(Dataset entries on figures)
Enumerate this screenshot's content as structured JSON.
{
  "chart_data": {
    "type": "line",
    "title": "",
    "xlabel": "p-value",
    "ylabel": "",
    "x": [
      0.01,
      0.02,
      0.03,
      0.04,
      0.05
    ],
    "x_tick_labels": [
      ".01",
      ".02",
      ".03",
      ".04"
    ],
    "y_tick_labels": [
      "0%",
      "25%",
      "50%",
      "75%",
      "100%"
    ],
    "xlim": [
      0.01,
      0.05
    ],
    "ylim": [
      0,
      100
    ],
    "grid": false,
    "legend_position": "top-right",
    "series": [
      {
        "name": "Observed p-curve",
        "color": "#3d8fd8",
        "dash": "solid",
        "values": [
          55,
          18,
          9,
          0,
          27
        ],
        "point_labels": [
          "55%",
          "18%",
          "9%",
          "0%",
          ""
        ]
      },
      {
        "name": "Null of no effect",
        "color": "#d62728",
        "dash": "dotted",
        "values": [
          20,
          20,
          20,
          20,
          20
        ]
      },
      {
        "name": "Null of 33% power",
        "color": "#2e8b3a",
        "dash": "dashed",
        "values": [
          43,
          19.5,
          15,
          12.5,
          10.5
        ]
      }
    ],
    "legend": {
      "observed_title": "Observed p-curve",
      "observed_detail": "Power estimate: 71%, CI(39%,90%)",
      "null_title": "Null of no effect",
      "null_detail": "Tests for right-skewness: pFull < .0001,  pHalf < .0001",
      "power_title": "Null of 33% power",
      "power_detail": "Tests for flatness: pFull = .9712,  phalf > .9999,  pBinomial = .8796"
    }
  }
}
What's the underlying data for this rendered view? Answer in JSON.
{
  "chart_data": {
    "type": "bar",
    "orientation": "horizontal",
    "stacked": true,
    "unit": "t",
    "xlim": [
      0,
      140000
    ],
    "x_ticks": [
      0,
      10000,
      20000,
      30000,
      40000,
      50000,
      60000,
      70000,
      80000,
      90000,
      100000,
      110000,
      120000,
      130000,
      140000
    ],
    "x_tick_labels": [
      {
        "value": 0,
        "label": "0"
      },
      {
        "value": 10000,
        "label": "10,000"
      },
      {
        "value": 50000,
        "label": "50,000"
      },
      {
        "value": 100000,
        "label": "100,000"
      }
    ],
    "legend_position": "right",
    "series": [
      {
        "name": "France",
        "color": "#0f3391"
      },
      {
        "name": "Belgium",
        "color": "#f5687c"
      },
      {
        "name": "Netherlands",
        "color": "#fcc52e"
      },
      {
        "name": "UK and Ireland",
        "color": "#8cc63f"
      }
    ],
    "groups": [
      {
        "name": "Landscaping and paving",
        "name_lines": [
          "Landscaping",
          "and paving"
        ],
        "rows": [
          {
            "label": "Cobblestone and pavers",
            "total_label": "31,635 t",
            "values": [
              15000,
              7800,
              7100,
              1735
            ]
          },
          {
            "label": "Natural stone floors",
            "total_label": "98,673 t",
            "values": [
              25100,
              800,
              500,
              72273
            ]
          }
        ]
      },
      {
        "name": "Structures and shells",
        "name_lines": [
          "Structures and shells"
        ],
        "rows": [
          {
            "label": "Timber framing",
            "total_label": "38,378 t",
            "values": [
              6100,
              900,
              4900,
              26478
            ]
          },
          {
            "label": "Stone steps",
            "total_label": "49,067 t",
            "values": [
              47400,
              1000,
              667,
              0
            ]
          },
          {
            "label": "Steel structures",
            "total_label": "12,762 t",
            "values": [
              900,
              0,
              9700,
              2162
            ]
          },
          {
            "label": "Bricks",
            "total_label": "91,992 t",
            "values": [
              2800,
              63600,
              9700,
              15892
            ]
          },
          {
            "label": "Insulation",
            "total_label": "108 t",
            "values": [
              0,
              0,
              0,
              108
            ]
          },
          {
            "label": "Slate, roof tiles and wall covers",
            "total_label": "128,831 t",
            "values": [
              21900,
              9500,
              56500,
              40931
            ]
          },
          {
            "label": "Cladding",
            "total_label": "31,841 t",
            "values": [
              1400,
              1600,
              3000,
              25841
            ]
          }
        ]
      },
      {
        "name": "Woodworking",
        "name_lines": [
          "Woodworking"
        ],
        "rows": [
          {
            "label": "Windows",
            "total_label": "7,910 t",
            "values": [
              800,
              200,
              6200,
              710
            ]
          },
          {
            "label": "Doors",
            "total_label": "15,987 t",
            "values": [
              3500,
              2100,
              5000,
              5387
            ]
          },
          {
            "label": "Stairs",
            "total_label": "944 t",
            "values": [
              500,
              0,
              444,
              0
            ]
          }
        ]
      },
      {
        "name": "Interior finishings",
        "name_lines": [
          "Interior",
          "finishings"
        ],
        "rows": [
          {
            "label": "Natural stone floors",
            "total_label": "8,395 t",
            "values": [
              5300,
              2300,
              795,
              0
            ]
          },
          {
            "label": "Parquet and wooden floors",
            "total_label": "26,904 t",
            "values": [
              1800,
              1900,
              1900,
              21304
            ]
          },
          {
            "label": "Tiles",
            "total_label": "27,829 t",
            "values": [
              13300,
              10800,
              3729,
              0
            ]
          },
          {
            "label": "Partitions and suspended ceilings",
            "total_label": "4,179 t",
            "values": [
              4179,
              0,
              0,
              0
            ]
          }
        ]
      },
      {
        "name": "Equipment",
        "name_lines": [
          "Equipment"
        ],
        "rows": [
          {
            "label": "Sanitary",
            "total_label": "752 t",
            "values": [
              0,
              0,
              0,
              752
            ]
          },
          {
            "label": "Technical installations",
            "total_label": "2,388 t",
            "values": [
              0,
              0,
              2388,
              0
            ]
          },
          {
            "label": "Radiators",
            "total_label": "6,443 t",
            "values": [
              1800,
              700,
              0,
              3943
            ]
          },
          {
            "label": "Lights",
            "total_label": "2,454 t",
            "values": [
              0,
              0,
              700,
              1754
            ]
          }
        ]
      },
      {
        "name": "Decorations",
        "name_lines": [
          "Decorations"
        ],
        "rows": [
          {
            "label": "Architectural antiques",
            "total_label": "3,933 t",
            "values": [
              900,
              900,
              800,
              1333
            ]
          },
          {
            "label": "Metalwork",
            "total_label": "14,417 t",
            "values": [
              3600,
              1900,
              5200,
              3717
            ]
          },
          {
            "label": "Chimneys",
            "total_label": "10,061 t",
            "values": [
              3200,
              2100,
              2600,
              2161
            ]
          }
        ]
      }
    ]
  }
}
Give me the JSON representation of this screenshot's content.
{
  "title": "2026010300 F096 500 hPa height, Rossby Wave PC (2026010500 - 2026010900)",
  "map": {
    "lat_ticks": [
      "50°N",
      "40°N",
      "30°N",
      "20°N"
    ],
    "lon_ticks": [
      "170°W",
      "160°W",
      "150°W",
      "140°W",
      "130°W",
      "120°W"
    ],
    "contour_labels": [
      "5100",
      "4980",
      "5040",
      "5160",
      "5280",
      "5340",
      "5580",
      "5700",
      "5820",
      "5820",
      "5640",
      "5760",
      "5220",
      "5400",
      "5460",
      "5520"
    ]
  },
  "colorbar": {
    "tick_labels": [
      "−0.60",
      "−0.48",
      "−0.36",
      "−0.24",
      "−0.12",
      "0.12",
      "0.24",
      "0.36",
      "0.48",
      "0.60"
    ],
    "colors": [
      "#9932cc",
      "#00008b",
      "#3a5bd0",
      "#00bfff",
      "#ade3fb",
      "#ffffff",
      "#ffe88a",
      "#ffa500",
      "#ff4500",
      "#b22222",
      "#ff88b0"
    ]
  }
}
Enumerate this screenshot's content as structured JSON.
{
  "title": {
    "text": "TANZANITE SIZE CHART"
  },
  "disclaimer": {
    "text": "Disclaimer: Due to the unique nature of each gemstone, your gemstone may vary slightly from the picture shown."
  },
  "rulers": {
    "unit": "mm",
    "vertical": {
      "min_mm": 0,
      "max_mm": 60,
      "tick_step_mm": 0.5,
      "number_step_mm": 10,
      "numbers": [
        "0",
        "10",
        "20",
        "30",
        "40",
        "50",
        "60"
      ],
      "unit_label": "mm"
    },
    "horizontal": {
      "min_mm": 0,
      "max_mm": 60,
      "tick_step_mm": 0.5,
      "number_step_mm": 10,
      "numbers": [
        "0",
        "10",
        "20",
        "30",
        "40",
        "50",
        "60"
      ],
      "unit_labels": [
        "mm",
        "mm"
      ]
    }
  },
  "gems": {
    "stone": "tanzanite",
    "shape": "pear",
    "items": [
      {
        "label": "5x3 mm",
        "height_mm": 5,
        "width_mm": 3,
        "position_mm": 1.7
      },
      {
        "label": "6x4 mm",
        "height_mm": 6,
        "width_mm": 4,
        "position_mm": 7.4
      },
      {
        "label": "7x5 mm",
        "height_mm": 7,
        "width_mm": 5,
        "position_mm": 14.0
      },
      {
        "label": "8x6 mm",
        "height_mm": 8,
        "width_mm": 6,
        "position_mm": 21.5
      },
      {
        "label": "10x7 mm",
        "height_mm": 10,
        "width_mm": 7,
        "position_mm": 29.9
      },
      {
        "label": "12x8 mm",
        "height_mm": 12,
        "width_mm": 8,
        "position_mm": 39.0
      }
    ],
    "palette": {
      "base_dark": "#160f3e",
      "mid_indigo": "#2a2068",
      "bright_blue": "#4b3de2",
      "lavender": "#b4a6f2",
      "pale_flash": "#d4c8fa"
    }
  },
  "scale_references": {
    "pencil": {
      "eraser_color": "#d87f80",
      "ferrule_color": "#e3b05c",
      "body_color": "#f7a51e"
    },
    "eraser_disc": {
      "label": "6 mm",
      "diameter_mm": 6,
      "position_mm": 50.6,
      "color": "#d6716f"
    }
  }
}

**Stated task:**
Across the records above, count the lines holding "shells" and reply with that number alone.

**Solution for this problem:**
2